*Stated problem*: Nothing may be dropped or altered: reproduce all the data.
━━━━━ Given data
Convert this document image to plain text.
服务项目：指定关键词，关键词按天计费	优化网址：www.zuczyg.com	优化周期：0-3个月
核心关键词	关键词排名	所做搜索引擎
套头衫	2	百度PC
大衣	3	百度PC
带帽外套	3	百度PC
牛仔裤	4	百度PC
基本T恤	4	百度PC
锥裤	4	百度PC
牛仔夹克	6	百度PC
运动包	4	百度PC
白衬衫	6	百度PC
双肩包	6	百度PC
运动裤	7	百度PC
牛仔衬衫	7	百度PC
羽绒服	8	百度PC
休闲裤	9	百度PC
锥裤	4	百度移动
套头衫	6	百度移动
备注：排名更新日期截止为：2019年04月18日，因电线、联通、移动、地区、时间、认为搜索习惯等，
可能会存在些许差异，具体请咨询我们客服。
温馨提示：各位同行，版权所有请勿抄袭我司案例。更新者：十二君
━━━━━━━━━━
*Output of the exercise*:
Convert this document image to plain text.
服务项目：指定关键词，关键词按天计费	优化网址：www.zuczyg.com	优化周期：0-3个月
核心关键词	关键词排名	所做搜索引擎
套头衫	2	百度PC
大衣	3	百度PC
带帽外套	3	百度PC
牛仔裤	4	百度PC
基本T恤	4	百度PC
锥裤	4	百度PC
牛仔夹克	6	百度PC
运动包	4	百度PC
白衬衫	6	百度PC
双肩包	6	百度PC
运动裤	7	百度PC
牛仔衬衫	7	百度PC
羽绒服	8	百度PC
休闲裤	9	百度PC
锥裤	4	百度移动
套头衫	6	百度移动
备注：排名更新日期截止为：2019年04月18日，因电线、联通、移动、地区、时间、认为搜索习惯等，
可能会存在些许差异，具体请咨询我们客服。
温馨提示：各位同行，版权所有请勿抄袭我司案例。更新者：十二君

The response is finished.